* Written request
Repeat the material verbatim and drop the pictures.

* Task data
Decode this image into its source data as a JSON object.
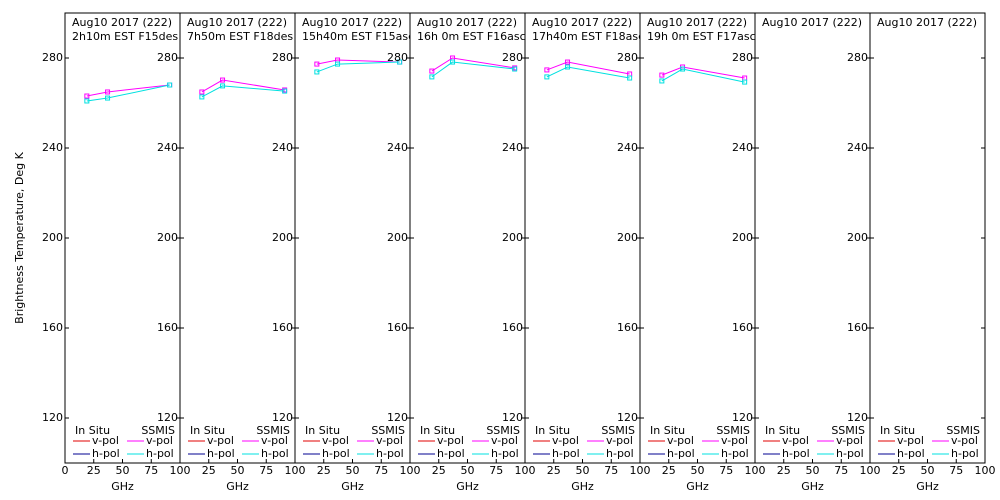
{
  "chart_data": [
    {
      "type": "line",
      "title": "Aug10 2017 (222)",
      "subtitle": "2h10m EST F15des",
      "ylabel": "Brightness Temperature, Deg K",
      "xlabel": "GHz",
      "legend_groups": [
        "In Situ",
        "SSMIS"
      ],
      "x": [
        19,
        37,
        91
      ],
      "xlim": [
        0,
        100
      ],
      "xticks": [
        0,
        25,
        50,
        75,
        100
      ],
      "ylim": [
        100,
        300
      ],
      "yticks": [
        120,
        160,
        200,
        240,
        280
      ],
      "series": [
        {
          "name": "v-pol",
          "color": "#e00000",
          "values": [
            null,
            null,
            null
          ]
        },
        {
          "name": "h-pol",
          "color": "#000090",
          "values": [
            null,
            null,
            null
          ]
        },
        {
          "name": "v-pol",
          "color": "#ff00ff",
          "values": [
            263.1,
            264.9,
            268
          ]
        },
        {
          "name": "h-pol",
          "color": "#00e0e0",
          "values": [
            260.9,
            262.2,
            268
          ]
        }
      ]
    },
    {
      "type": "line",
      "title": "Aug10 2017 (222)",
      "subtitle": "7h50m EST F18des",
      "xlabel": "GHz",
      "legend_groups": [
        "In Situ",
        "SSMIS"
      ],
      "x": [
        19,
        37,
        91
      ],
      "xlim": [
        0,
        100
      ],
      "xticks": [
        25,
        50,
        75,
        100
      ],
      "ylim": [
        100,
        300
      ],
      "yticks": [
        120,
        160,
        200,
        240,
        280
      ],
      "series": [
        {
          "name": "v-pol",
          "color": "#e00000",
          "values": [
            null,
            null,
            null
          ]
        },
        {
          "name": "h-pol",
          "color": "#000090",
          "values": [
            null,
            null,
            null
          ]
        },
        {
          "name": "v-pol",
          "color": "#ff00ff",
          "values": [
            264.9,
            270.2,
            265.8
          ]
        },
        {
          "name": "h-pol",
          "color": "#00e0e0",
          "values": [
            262.7,
            267.6,
            265.3
          ]
        }
      ]
    },
    {
      "type": "line",
      "title": "Aug10 2017 (222)",
      "subtitle": "15h40m EST F15asc",
      "xlabel": "GHz",
      "legend_groups": [
        "In Situ",
        "SSMIS"
      ],
      "x": [
        19,
        37,
        91
      ],
      "xlim": [
        0,
        100
      ],
      "xticks": [
        25,
        50,
        75,
        100
      ],
      "ylim": [
        100,
        300
      ],
      "yticks": [
        120,
        160,
        200,
        240,
        280
      ],
      "series": [
        {
          "name": "v-pol",
          "color": "#e00000",
          "values": [
            null,
            null,
            null
          ]
        },
        {
          "name": "h-pol",
          "color": "#000090",
          "values": [
            null,
            null,
            null
          ]
        },
        {
          "name": "v-pol",
          "color": "#ff00ff",
          "values": [
            277.3,
            279.1,
            278.2
          ]
        },
        {
          "name": "h-pol",
          "color": "#00e0e0",
          "values": [
            273.8,
            277.3,
            278.2
          ]
        }
      ]
    },
    {
      "type": "line",
      "title": "Aug10 2017 (222)",
      "subtitle": "16h 0m EST F16asc",
      "xlabel": "GHz",
      "legend_groups": [
        "In Situ",
        "SSMIS"
      ],
      "x": [
        19,
        37,
        91
      ],
      "xlim": [
        0,
        100
      ],
      "xticks": [
        25,
        50,
        75,
        100
      ],
      "ylim": [
        100,
        300
      ],
      "yticks": [
        120,
        160,
        200,
        240,
        280
      ],
      "series": [
        {
          "name": "v-pol",
          "color": "#e00000",
          "values": [
            null,
            null,
            null
          ]
        },
        {
          "name": "h-pol",
          "color": "#000090",
          "values": [
            null,
            null,
            null
          ]
        },
        {
          "name": "v-pol",
          "color": "#ff00ff",
          "values": [
            274.2,
            280,
            275.6
          ]
        },
        {
          "name": "h-pol",
          "color": "#00e0e0",
          "values": [
            271.6,
            278.2,
            275.1
          ]
        }
      ]
    },
    {
      "type": "line",
      "title": "Aug10 2017 (222)",
      "subtitle": "17h40m EST F18asc",
      "xlabel": "GHz",
      "legend_groups": [
        "In Situ",
        "SSMIS"
      ],
      "x": [
        19,
        37,
        91
      ],
      "xlim": [
        0,
        100
      ],
      "xticks": [
        25,
        50,
        75,
        100
      ],
      "ylim": [
        100,
        300
      ],
      "yticks": [
        120,
        160,
        200,
        240,
        280
      ],
      "series": [
        {
          "name": "v-pol",
          "color": "#e00000",
          "values": [
            null,
            null,
            null
          ]
        },
        {
          "name": "h-pol",
          "color": "#000090",
          "values": [
            null,
            null,
            null
          ]
        },
        {
          "name": "v-pol",
          "color": "#ff00ff",
          "values": [
            274.7,
            278.2,
            272.9
          ]
        },
        {
          "name": "h-pol",
          "color": "#00e0e0",
          "values": [
            271.6,
            276,
            271.1
          ]
        }
      ]
    },
    {
      "type": "line",
      "title": "Aug10 2017 (222)",
      "subtitle": "19h 0m EST F17asc",
      "xlabel": "GHz",
      "legend_groups": [
        "In Situ",
        "SSMIS"
      ],
      "x": [
        19,
        37,
        91
      ],
      "xlim": [
        0,
        100
      ],
      "xticks": [
        25,
        50,
        75,
        100
      ],
      "ylim": [
        100,
        300
      ],
      "yticks": [
        120,
        160,
        200,
        240,
        280
      ],
      "series": [
        {
          "name": "v-pol",
          "color": "#e00000",
          "values": [
            null,
            null,
            null
          ]
        },
        {
          "name": "h-pol",
          "color": "#000090",
          "values": [
            null,
            null,
            null
          ]
        },
        {
          "name": "v-pol",
          "color": "#ff00ff",
          "values": [
            272.4,
            276,
            271.1
          ]
        },
        {
          "name": "h-pol",
          "color": "#00e0e0",
          "values": [
            269.8,
            275.1,
            269.3
          ]
        }
      ]
    },
    {
      "type": "line",
      "title": "Aug10 2017 (222)",
      "xlabel": "GHz",
      "legend_groups": [
        "In Situ",
        "SSMIS"
      ],
      "x": [
        19,
        37,
        91
      ],
      "xlim": [
        0,
        100
      ],
      "xticks": [
        25,
        50,
        75,
        100
      ],
      "ylim": [
        100,
        300
      ],
      "yticks": [
        120,
        160,
        200,
        240,
        280
      ],
      "series": [
        {
          "name": "v-pol",
          "color": "#e00000",
          "values": [
            null,
            null,
            null
          ]
        },
        {
          "name": "h-pol",
          "color": "#000090",
          "values": [
            null,
            null,
            null
          ]
        },
        {
          "name": "v-pol",
          "color": "#ff00ff",
          "values": [
            null,
            null,
            null
          ]
        },
        {
          "name": "h-pol",
          "color": "#00e0e0",
          "values": [
            null,
            null,
            null
          ]
        }
      ]
    },
    {
      "type": "line",
      "title": "Aug10 2017 (222)",
      "xlabel": "GHz",
      "legend_groups": [
        "In Situ",
        "SSMIS"
      ],
      "x": [
        19,
        37,
        91
      ],
      "xlim": [
        0,
        100
      ],
      "xticks": [
        25,
        50,
        75,
        100
      ],
      "ylim": [
        100,
        300
      ],
      "yticks": [
        120,
        160,
        200,
        240,
        280
      ],
      "series": [
        {
          "name": "v-pol",
          "color": "#e00000",
          "values": [
            null,
            null,
            null
          ]
        },
        {
          "name": "h-pol",
          "color": "#000090",
          "values": [
            null,
            null,
            null
          ]
        },
        {
          "name": "v-pol",
          "color": "#ff00ff",
          "values": [
            null,
            null,
            null
          ]
        },
        {
          "name": "h-pol",
          "color": "#00e0e0",
          "values": [
            null,
            null,
            null
          ]
        }
      ]
    }
  ]
}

* Solution for this exercise
Decode this image into its source data as a JSON object.
{
  "chart_data": [
    {
      "type": "line",
      "title": "Aug10 2017 (222)",
      "subtitle": "2h10m EST F15des",
      "ylabel": "Brightness Temperature, Deg K",
      "xlabel": "GHz",
      "legend_groups": [
        "In Situ",
        "SSMIS"
      ],
      "x": [
        19,
        37,
        91
      ],
      "xlim": [
        0,
        100
      ],
      "xticks": [
        0,
        25,
        50,
        75,
        100
      ],
      "ylim": [
        100,
        300
      ],
      "yticks": [
        120,
        160,
        200,
        240,
        280
      ],
      "series": [
        {
          "name": "v-pol",
          "color": "#e00000",
          "values": [
            null,
            null,
            null
          ]
        },
        {
          "name": "h-pol",
          "color": "#000090",
          "values": [
            null,
            null,
            null
          ]
        },
        {
          "name": "v-pol",
          "color": "#ff00ff",
          "values": [
            263.1,
            264.9,
            268
          ]
        },
        {
          "name": "h-pol",
          "color": "#00e0e0",
          "values": [
            260.9,
            262.2,
            268
          ]
        }
      ]
    },
    {
      "type": "line",
      "title": "Aug10 2017 (222)",
      "subtitle": "7h50m EST F18des",
      "xlabel": "GHz",
      "legend_groups": [
        "In Situ",
        "SSMIS"
      ],
      "x": [
        19,
        37,
        91
      ],
      "xlim": [
        0,
        100
      ],
      "xticks": [
        25,
        50,
        75,
        100
      ],
      "ylim": [
        100,
        300
      ],
      "yticks": [
        120,
        160,
        200,
        240,
        280
      ],
      "series": [
        {
          "name": "v-pol",
          "color": "#e00000",
          "values": [
            null,
            null,
            null
          ]
        },
        {
          "name": "h-pol",
          "color": "#000090",
          "values": [
            null,
            null,
            null
          ]
        },
        {
          "name": "v-pol",
          "color": "#ff00ff",
          "values": [
            264.9,
            270.2,
            265.8
          ]
        },
        {
          "name": "h-pol",
          "color": "#00e0e0",
          "values": [
            262.7,
            267.6,
            265.3
          ]
        }
      ]
    },
    {
      "type": "line",
      "title": "Aug10 2017 (222)",
      "subtitle": "15h40m EST F15asc",
      "xlabel": "GHz",
      "legend_groups": [
        "In Situ",
        "SSMIS"
      ],
      "x": [
        19,
        37,
        91
      ],
      "xlim": [
        0,
        100
      ],
      "xticks": [
        25,
        50,
        75,
        100
      ],
      "ylim": [
        100,
        300
      ],
      "yticks": [
        120,
        160,
        200,
        240,
        280
      ],
      "series": [
        {
          "name": "v-pol",
          "color": "#e00000",
          "values": [
            null,
            null,
            null
          ]
        },
        {
          "name": "h-pol",
          "color": "#000090",
          "values": [
            null,
            null,
            null
          ]
        },
        {
          "name": "v-pol",
          "color": "#ff00ff",
          "values": [
            277.3,
            279.1,
            278.2
          ]
        },
        {
          "name": "h-pol",
          "color": "#00e0e0",
          "values": [
            273.8,
            277.3,
            278.2
          ]
        }
      ]
    },
    {
      "type": "line",
      "title": "Aug10 2017 (222)",
      "subtitle": "16h 0m EST F16asc",
      "xlabel": "GHz",
      "legend_groups": [
        "In Situ",
        "SSMIS"
      ],
      "x": [
        19,
        37,
        91
      ],
      "xlim": [
        0,
        100
      ],
      "xticks": [
        25,
        50,
        75,
        100
      ],
      "ylim": [
        100,
        300
      ],
      "yticks": [
        120,
        160,
        200,
        240,
        280
      ],
      "series": [
        {
          "name": "v-pol",
          "color": "#e00000",
          "values": [
            null,
            null,
            null
          ]
        },
        {
          "name": "h-pol",
          "color": "#000090",
          "values": [
            null,
            null,
            null
          ]
        },
        {
          "name": "v-pol",
          "color": "#ff00ff",
          "values": [
            274.2,
            280,
            275.6
          ]
        },
        {
          "name": "h-pol",
          "color": "#00e0e0",
          "values": [
            271.6,
            278.2,
            275.1
          ]
        }
      ]
    },
    {
      "type": "line",
      "title": "Aug10 2017 (222)",
      "subtitle": "17h40m EST F18asc",
      "xlabel": "GHz",
      "legend_groups": [
        "In Situ",
        "SSMIS"
      ],
      "x": [
        19,
        37,
        91
      ],
      "xlim": [
        0,
        100
      ],
      "xticks": [
        25,
        50,
        75,
        100
      ],
      "ylim": [
        100,
        300
      ],
      "yticks": [
        120,
        160,
        200,
        240,
        280
      ],
      "series": [
        {
          "name": "v-pol",
          "color": "#e00000",
          "values": [
            null,
            null,
            null
          ]
        },
        {
          "name": "h-pol",
          "color": "#000090",
          "values": [
            null,
            null,
            null
          ]
        },
        {
          "name": "v-pol",
          "color": "#ff00ff",
          "values": [
            274.7,
            278.2,
            272.9
          ]
        },
        {
          "name": "h-pol",
          "color": "#00e0e0",
          "values": [
            271.6,
            276,
            271.1
          ]
        }
      ]
    },
    {
      "type": "line",
      "title": "Aug10 2017 (222)",
      "subtitle": "19h 0m EST F17asc",
      "xlabel": "GHz",
      "legend_groups": [
        "In Situ",
        "SSMIS"
      ],
      "x": [
        19,
        37,
        91
      ],
      "xlim": [
        0,
        100
      ],
      "xticks": [
        25,
        50,
        75,
        100
      ],
      "ylim": [
        100,
        300
      ],
      "yticks": [
        120,
        160,
        200,
        240,
        280
      ],
      "series": [
        {
          "name": "v-pol",
          "color": "#e00000",
          "values": [
            null,
            null,
            null
          ]
        },
        {
          "name": "h-pol",
          "color": "#000090",
          "values": [
            null,
            null,
            null
          ]
        },
        {
          "name": "v-pol",
          "color": "#ff00ff",
          "values": [
            272.4,
            276,
            271.1
          ]
        },
        {
          "name": "h-pol",
          "color": "#00e0e0",
          "values": [
            269.8,
            275.1,
            269.3
          ]
        }
      ]
    },
    {
      "type": "line",
      "title": "Aug10 2017 (222)",
      "xlabel": "GHz",
      "legend_groups": [
        "In Situ",
        "SSMIS"
      ],
      "x": [
        19,
        37,
        91
      ],
      "xlim": [
        0,
        100
      ],
      "xticks": [
        25,
        50,
        75,
        100
      ],
      "ylim": [
        100,
        300
      ],
      "yticks": [
        120,
        160,
        200,
        240,
        280
      ],
      "series": [
        {
          "name": "v-pol",
          "color": "#e00000",
          "values": [
            null,
            null,
            null
          ]
        },
        {
          "name": "h-pol",
          "color": "#000090",
          "values": [
            null,
            null,
            null
          ]
        },
        {
          "name": "v-pol",
          "color": "#ff00ff",
          "values": [
            null,
            null,
            null
          ]
        },
        {
          "name": "h-pol",
          "color": "#00e0e0",
          "values": [
            null,
            null,
            null
          ]
        }
      ]
    },
    {
      "type": "line",
      "title": "Aug10 2017 (222)",
      "xlabel": "GHz",
      "legend_groups": [
        "In Situ",
        "SSMIS"
      ],
      "x": [
        19,
        37,
        91
      ],
      "xlim": [
        0,
        100
      ],
      "xticks": [
        25,
        50,
        75,
        100
      ],
      "ylim": [
        100,
        300
      ],
      "yticks": [
        120,
        160,
        200,
        240,
        280
      ],
      "series": [
        {
          "name": "v-pol",
          "color": "#e00000",
          "values": [
            null,
            null,
            null
          ]
        },
        {
          "name": "h-pol",
          "color": "#000090",
          "values": [
            null,
            null,
            null
          ]
        },
        {
          "name": "v-pol",
          "color": "#ff00ff",
          "values": [
            null,
            null,
            null
          ]
        },
        {
          "name": "h-pol",
          "color": "#00e0e0",
          "values": [
            null,
            null,
            null
          ]
        }
      ]
    }
  ]
}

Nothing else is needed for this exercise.